Qué hacer>
1. Copia sin cambios el trozo del texto sobre Portel que empieza con las palabras que contienen "El pueblo de" y termina con "un pazo fortificado.".
2. En el texto sobre Portel, convierte en una lista breve el párrafo que empieza con "El pueblo de Portel nació". Conserva sus datos principales.
3. Anota todos los años escritos en cifras que aparecen en el texto sobre Portel.

----- Texto original -----

Históricamente, el Municipio de Portel tiene su origen a mediados del siglo XIII, cuando, a partir de 1257, D. João Peres de Aboim, que también se conocería como D. João de Portel, toma posesión de una extensa área, separada del Municipio de Évora. Este amplio territorio pasó entonces a formar el término del Municipio de Portel, pueblo al que se otorgó un foral en 1262. Ya bastante más tarde, a mediados del siglo XIX, fue anexionada al municipio una nueva área, la del entonces extinto Municipio de Oriola.
El pueblo de Portel nació prácticamente con D. João de Portel, y se desarrolló a la sombra del castillo por éste fundado o por él remodelado. Incorporado a la Corona en 1301, durante el reinado de Dinis, más tarde, en 1385, el pueblo se integra en el señorío D. Nuno Álvares Pereira. Éste, a su vez, lo donará en 1422, a su nieto D. Fernando, pasando entonces Portel a estar integrado en el patrimonio de la Casa de Bragança.
Asentada en una elevada colina, su conjunto fortificado está compuesto por dos órdenes de murallas. Una valla exterior, construida en tabique, que rodea la Vila Velha y el propio castillo, y éste que, a principios del siglo XVI, fue transformado en un pazo fortificado.

----- Filas extraídas -----

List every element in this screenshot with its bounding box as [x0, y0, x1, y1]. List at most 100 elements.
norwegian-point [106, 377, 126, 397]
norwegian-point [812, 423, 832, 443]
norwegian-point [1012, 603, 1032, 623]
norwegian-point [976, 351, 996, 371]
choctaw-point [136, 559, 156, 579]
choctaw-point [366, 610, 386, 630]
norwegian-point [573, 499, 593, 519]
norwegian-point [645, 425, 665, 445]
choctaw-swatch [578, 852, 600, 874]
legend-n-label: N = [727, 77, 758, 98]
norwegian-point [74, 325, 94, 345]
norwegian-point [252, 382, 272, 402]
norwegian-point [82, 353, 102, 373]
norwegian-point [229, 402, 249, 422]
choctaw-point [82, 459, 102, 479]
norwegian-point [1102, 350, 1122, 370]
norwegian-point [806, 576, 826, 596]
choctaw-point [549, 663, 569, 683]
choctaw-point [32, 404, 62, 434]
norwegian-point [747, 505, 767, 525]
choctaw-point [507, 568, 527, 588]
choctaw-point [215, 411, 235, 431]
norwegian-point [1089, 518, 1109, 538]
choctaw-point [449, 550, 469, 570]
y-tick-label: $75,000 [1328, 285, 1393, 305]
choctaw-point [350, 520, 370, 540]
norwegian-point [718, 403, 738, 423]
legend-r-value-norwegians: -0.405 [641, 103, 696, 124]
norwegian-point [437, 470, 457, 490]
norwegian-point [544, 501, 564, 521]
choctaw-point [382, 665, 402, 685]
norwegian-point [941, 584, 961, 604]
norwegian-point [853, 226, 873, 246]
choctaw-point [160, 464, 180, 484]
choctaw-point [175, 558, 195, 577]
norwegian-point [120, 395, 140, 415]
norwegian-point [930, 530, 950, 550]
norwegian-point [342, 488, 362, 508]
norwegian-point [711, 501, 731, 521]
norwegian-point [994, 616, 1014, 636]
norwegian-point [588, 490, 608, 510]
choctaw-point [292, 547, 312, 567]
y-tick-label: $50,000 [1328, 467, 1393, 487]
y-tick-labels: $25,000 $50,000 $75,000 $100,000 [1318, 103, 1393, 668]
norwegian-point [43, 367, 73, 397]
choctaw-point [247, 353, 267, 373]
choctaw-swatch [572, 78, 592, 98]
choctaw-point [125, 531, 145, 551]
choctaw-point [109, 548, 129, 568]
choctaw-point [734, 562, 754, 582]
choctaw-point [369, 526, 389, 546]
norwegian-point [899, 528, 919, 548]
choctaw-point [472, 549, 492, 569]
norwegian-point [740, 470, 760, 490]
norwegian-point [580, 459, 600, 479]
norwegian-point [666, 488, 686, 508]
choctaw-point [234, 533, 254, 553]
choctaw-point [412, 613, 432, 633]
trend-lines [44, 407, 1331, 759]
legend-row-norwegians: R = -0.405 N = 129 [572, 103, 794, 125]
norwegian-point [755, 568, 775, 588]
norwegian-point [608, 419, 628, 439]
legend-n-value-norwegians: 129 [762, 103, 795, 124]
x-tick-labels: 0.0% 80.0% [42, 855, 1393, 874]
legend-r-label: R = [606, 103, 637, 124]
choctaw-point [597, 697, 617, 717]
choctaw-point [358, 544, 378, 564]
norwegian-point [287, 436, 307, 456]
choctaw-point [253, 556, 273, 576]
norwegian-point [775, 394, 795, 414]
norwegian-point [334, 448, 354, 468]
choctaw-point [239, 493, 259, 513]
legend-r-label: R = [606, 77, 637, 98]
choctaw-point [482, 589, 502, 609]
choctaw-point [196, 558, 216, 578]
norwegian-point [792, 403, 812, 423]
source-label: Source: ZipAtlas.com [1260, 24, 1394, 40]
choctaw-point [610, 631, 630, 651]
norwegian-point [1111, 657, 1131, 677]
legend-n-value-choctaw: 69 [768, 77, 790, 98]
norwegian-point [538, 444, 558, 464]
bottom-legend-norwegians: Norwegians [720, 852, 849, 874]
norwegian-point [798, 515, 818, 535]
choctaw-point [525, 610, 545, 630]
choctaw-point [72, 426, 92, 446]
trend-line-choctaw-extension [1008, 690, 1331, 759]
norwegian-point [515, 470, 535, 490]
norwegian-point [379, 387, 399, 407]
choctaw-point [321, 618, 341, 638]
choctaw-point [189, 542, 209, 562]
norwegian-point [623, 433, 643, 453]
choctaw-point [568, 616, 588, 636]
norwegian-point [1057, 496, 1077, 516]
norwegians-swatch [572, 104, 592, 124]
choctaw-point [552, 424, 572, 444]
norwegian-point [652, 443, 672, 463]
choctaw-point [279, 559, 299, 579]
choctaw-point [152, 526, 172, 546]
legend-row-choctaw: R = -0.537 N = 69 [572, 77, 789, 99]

-----

Respuestas>
1.
El pueblo de Portel nació prácticamente con D. João de Portel, y se desarrolló a la sombra del castillo por éste fundado o por él remodelado. Incorporado a la Corona en 1301, durante el reinado de Dinis, más tarde, en 1385, el pueblo se integra en el señorío D. Nuno Álvares Pereira. Éste, a su vez, lo donará en 1422, a su nieto D. Fernando, pasando entonces Portel a estar integrado en el patrimonio de la Casa de Bragança.
Asentada en una elevada colina, su conjunto fortificado está compuesto por dos órdenes de murallas. Una valla exterior, construida en tabique, que rodea la Vila Velha y el propio castillo, y éste que, a principios del siglo XVI, fue transformado en un pazo fortificado.

2.
- Portel nació prácticamente con D. João de Portel y creció a la sombra del castillo que él fundó o remodeló.
- En 1301, durante el reinado de Dinis, pasó a la Corona.
- En 1385 entró en el señorío de D. Nuno Álvares Pereira.
- En 1422 este se lo donó a su nieto D. Fernando, y Portel pasó al patrimonio de la Casa de Bragança.

3. 1257, 1262, 1301, 1385, 1422